#### Task instructions
Note each line where "Locking" appears, and copy it.

[Extracted data entries]
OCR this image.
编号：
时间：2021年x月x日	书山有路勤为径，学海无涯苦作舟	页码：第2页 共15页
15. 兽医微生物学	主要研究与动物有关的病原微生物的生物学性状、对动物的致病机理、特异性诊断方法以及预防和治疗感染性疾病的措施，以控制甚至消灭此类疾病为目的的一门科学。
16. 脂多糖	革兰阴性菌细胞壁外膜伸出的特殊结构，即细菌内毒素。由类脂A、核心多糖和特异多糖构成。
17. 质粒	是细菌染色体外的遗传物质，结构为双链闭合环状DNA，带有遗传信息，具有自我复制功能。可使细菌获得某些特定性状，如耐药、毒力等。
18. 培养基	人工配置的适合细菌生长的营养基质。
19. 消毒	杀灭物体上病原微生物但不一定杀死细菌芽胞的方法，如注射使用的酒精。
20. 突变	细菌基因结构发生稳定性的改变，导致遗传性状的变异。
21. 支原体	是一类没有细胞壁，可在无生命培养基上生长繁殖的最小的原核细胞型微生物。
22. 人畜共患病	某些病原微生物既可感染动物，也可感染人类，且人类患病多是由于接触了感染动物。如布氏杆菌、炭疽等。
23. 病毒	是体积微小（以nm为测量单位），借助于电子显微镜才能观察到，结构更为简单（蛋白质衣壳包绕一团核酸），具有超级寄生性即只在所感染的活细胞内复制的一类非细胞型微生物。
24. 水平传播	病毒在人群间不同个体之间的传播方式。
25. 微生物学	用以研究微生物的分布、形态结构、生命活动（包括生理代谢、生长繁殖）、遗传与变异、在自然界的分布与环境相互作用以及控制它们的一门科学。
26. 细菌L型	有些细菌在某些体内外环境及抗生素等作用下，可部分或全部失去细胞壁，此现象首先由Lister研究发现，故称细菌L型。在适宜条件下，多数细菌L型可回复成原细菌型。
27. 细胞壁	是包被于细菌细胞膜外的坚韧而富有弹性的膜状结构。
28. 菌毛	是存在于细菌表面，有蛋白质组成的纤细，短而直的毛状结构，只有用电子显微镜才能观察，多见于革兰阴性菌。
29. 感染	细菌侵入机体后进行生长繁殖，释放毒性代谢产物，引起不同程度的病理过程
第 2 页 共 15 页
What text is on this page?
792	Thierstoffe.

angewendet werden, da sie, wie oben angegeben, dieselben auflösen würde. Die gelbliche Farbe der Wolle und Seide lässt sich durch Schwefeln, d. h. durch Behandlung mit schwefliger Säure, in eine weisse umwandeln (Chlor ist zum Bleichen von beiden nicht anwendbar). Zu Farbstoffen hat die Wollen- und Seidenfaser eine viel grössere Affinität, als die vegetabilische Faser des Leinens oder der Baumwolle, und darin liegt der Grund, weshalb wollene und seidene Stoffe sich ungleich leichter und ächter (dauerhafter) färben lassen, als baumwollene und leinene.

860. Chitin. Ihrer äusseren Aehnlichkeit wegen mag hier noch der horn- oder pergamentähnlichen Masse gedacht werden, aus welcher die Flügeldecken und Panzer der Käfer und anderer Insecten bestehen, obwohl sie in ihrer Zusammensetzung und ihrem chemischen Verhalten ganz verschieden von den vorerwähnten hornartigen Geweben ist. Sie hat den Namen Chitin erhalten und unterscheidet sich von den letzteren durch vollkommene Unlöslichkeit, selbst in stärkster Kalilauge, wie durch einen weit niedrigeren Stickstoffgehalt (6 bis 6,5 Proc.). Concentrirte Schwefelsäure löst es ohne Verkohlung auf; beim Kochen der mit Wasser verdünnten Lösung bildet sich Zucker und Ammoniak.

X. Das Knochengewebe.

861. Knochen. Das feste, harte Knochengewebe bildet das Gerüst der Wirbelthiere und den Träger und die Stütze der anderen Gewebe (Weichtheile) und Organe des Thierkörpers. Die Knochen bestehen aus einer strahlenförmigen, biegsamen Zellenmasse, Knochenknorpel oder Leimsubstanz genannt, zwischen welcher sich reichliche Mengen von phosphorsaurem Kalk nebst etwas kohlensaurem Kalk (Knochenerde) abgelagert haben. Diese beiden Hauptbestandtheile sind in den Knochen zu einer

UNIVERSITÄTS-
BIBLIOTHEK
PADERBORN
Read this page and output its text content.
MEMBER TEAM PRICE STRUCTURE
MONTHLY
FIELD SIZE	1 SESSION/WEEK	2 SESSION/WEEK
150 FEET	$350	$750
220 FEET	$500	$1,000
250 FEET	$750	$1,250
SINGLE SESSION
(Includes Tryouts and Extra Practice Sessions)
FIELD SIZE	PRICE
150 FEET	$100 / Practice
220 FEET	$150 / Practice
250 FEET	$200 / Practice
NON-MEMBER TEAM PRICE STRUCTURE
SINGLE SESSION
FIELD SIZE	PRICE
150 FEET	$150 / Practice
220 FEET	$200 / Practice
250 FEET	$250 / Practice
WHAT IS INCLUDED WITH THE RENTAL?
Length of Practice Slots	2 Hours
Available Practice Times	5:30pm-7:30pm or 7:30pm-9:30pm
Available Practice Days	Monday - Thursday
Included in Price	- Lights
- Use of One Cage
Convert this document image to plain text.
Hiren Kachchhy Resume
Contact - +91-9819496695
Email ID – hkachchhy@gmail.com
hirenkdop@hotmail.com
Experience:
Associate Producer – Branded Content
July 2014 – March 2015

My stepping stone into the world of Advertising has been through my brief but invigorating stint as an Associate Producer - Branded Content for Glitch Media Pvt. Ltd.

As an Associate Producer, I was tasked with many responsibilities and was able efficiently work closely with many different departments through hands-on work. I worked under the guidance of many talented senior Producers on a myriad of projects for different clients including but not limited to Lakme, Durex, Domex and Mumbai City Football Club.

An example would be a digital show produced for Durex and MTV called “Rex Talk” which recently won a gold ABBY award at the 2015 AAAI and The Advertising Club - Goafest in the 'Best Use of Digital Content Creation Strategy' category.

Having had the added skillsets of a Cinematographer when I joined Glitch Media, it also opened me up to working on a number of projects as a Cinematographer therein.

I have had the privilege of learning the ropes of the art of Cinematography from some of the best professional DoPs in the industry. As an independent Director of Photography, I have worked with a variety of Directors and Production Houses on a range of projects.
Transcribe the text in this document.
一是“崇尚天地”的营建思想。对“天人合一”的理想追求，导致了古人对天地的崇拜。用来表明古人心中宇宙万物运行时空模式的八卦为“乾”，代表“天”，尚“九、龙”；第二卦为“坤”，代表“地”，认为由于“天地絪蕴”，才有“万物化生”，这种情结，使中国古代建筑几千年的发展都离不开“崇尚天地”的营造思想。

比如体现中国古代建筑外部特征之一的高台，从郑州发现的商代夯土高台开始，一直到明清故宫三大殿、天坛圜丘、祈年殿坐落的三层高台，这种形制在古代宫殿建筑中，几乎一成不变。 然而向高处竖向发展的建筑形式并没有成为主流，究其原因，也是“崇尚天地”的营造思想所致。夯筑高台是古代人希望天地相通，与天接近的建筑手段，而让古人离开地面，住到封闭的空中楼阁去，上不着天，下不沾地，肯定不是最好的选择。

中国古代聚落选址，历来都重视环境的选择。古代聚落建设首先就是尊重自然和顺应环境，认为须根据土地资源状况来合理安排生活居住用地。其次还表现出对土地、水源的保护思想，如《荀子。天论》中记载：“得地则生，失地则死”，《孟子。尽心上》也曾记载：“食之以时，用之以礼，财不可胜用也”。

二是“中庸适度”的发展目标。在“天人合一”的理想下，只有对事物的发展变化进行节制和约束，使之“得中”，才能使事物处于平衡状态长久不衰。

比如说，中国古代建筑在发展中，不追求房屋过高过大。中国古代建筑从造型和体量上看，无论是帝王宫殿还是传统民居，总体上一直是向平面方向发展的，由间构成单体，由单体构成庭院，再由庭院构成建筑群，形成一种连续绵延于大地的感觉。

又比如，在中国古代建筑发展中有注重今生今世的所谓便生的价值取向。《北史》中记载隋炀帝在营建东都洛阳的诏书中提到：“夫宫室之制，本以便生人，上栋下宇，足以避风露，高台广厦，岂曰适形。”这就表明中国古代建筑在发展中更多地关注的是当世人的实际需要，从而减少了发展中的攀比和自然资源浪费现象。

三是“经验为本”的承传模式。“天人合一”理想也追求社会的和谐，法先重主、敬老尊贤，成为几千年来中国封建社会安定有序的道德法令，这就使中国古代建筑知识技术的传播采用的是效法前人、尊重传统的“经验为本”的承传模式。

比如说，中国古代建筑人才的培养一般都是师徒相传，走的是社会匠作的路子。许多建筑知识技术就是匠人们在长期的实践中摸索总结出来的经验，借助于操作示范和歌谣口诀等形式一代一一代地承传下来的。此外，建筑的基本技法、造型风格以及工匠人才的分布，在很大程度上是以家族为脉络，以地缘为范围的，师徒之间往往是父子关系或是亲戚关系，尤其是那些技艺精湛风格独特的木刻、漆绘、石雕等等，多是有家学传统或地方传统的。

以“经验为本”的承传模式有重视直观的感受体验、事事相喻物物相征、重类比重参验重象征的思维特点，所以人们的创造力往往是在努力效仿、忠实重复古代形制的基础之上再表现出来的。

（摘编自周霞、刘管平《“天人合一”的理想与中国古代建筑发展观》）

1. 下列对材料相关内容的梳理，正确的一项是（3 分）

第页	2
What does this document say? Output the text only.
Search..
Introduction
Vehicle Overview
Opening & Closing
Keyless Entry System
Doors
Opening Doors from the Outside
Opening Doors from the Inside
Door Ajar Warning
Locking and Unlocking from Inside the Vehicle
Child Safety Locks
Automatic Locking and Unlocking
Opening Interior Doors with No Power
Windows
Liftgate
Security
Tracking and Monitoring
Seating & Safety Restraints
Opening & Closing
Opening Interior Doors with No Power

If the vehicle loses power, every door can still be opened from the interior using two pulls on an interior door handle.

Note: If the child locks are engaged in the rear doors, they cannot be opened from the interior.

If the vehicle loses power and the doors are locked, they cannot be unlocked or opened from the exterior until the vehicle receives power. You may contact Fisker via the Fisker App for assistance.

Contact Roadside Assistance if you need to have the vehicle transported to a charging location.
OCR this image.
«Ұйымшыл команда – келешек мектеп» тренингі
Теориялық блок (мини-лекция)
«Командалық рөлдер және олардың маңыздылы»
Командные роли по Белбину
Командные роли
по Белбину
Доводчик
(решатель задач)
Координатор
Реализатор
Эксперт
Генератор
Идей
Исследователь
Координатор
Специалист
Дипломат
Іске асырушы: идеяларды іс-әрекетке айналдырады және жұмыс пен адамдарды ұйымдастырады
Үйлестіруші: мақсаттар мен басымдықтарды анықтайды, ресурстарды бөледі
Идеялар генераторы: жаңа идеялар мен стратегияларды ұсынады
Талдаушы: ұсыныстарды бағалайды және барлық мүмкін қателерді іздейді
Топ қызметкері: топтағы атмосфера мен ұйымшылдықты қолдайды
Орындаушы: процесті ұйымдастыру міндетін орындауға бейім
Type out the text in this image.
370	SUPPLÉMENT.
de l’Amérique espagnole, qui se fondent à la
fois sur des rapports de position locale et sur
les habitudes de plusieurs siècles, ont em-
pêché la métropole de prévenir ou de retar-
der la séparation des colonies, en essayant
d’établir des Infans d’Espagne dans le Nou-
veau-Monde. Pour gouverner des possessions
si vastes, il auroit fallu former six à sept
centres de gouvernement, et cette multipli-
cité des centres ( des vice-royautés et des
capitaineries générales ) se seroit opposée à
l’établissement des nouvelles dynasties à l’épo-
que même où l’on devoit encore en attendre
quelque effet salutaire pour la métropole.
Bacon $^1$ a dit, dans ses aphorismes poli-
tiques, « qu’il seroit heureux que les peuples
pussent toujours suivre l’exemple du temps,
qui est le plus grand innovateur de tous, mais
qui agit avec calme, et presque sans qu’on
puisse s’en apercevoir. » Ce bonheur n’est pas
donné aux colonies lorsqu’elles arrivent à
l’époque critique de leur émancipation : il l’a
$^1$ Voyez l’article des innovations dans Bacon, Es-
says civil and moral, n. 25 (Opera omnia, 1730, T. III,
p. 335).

#### Expected answer
Locking and Unlocking from Inside the Vehicle
Automatic Locking and Unlocking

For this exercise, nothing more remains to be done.